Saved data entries
▼

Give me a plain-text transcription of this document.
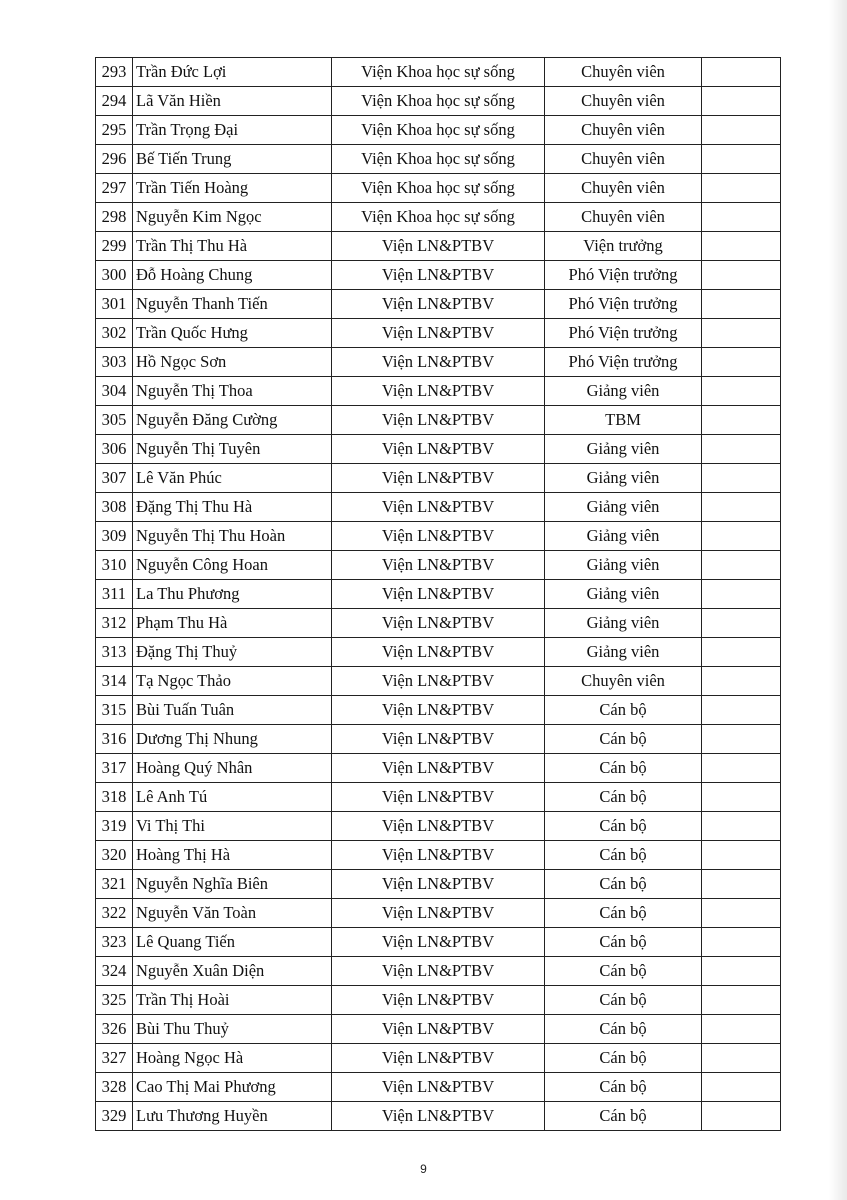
293	Trần Đức Lợi	Viện Khoa học sự sống	Chuyên viên	
294	Lã Văn Hiền	Viện Khoa học sự sống	Chuyên viên	
295	Trần Trọng Đại	Viện Khoa học sự sống	Chuyên viên	
296	Bế Tiến Trung	Viện Khoa học sự sống	Chuyên viên	
297	Trần Tiến Hoàng	Viện Khoa học sự sống	Chuyên viên	
298	Nguyễn Kim Ngọc	Viện Khoa học sự sống	Chuyên viên	
299	Trần Thị Thu Hà	Viện LN&PTBV	Viện trưởng	
300	Đỗ Hoàng Chung	Viện LN&PTBV	Phó Viện trưởng	
301	Nguyễn Thanh Tiến	Viện LN&PTBV	Phó Viện trưởng	
302	Trần Quốc Hưng	Viện LN&PTBV	Phó Viện trưởng	
303	Hồ Ngọc Sơn	Viện LN&PTBV	Phó Viện trưởng	
304	Nguyễn Thị Thoa	Viện LN&PTBV	Giảng viên	
305	Nguyễn Đăng Cường	Viện LN&PTBV	TBM	
306	Nguyễn Thị Tuyên	Viện LN&PTBV	Giảng viên	
307	Lê Văn Phúc	Viện LN&PTBV	Giảng viên	
308	Đặng Thị Thu Hà	Viện LN&PTBV	Giảng viên	
309	Nguyễn Thị Thu Hoàn	Viện LN&PTBV	Giảng viên	
310	Nguyễn Công Hoan	Viện LN&PTBV	Giảng viên	
311	La Thu Phương	Viện LN&PTBV	Giảng viên	
312	Phạm Thu Hà	Viện LN&PTBV	Giảng viên	
313	Đặng Thị Thuỷ	Viện LN&PTBV	Giảng viên	
314	Tạ Ngọc Thảo	Viện LN&PTBV	Chuyên viên	
315	Bùi Tuấn Tuân	Viện LN&PTBV	Cán bộ	
316	Dương Thị Nhung	Viện LN&PTBV	Cán bộ	
317	Hoàng Quý Nhân	Viện LN&PTBV	Cán bộ	
318	Lê Anh Tú	Viện LN&PTBV	Cán bộ	
319	Vi Thị Thi	Viện LN&PTBV	Cán bộ	
320	Hoàng Thị Hà	Viện LN&PTBV	Cán bộ	
321	Nguyễn Nghĩa Biên	Viện LN&PTBV	Cán bộ	
322	Nguyễn Văn Toàn	Viện LN&PTBV	Cán bộ	
323	Lê Quang Tiến	Viện LN&PTBV	Cán bộ	
324	Nguyễn Xuân Diện	Viện LN&PTBV	Cán bộ	
325	Trần Thị Hoài	Viện LN&PTBV	Cán bộ	
326	Bùi Thu Thuỷ	Viện LN&PTBV	Cán bộ	
327	Hoàng Ngọc Hà	Viện LN&PTBV	Cán bộ	
328	Cao Thị Mai Phương	Viện LN&PTBV	Cán bộ	
329	Lưu Thương Huyền	Viện LN&PTBV	Cán bộ	
9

▲

_Problem to solve:_ Skip the pictures and print each record exactly as it stands.

_Result:_
Give me a plain-text transcription of this document.
293	Trần Đức Lợi	Viện Khoa học sự sống	Chuyên viên	
294	Lã Văn Hiền	Viện Khoa học sự sống	Chuyên viên	
295	Trần Trọng Đại	Viện Khoa học sự sống	Chuyên viên	
296	Bế Tiến Trung	Viện Khoa học sự sống	Chuyên viên	
297	Trần Tiến Hoàng	Viện Khoa học sự sống	Chuyên viên	
298	Nguyễn Kim Ngọc	Viện Khoa học sự sống	Chuyên viên	
299	Trần Thị Thu Hà	Viện LN&PTBV	Viện trưởng	
300	Đỗ Hoàng Chung	Viện LN&PTBV	Phó Viện trưởng	
301	Nguyễn Thanh Tiến	Viện LN&PTBV	Phó Viện trưởng	
302	Trần Quốc Hưng	Viện LN&PTBV	Phó Viện trưởng	
303	Hồ Ngọc Sơn	Viện LN&PTBV	Phó Viện trưởng	
304	Nguyễn Thị Thoa	Viện LN&PTBV	Giảng viên	
305	Nguyễn Đăng Cường	Viện LN&PTBV	TBM	
306	Nguyễn Thị Tuyên	Viện LN&PTBV	Giảng viên	
307	Lê Văn Phúc	Viện LN&PTBV	Giảng viên	
308	Đặng Thị Thu Hà	Viện LN&PTBV	Giảng viên	
309	Nguyễn Thị Thu Hoàn	Viện LN&PTBV	Giảng viên	
310	Nguyễn Công Hoan	Viện LN&PTBV	Giảng viên	
311	La Thu Phương	Viện LN&PTBV	Giảng viên	
312	Phạm Thu Hà	Viện LN&PTBV	Giảng viên	
313	Đặng Thị Thuỷ	Viện LN&PTBV	Giảng viên	
314	Tạ Ngọc Thảo	Viện LN&PTBV	Chuyên viên	
315	Bùi Tuấn Tuân	Viện LN&PTBV	Cán bộ	
316	Dương Thị Nhung	Viện LN&PTBV	Cán bộ	
317	Hoàng Quý Nhân	Viện LN&PTBV	Cán bộ	
318	Lê Anh Tú	Viện LN&PTBV	Cán bộ	
319	Vi Thị Thi	Viện LN&PTBV	Cán bộ	
320	Hoàng Thị Hà	Viện LN&PTBV	Cán bộ	
321	Nguyễn Nghĩa Biên	Viện LN&PTBV	Cán bộ	
322	Nguyễn Văn Toàn	Viện LN&PTBV	Cán bộ	
323	Lê Quang Tiến	Viện LN&PTBV	Cán bộ	
324	Nguyễn Xuân Diện	Viện LN&PTBV	Cán bộ	
325	Trần Thị Hoài	Viện LN&PTBV	Cán bộ	
326	Bùi Thu Thuỷ	Viện LN&PTBV	Cán bộ	
327	Hoàng Ngọc Hà	Viện LN&PTBV	Cán bộ	
328	Cao Thị Mai Phương	Viện LN&PTBV	Cán bộ	
329	Lưu Thương Huyền	Viện LN&PTBV	Cán bộ	
9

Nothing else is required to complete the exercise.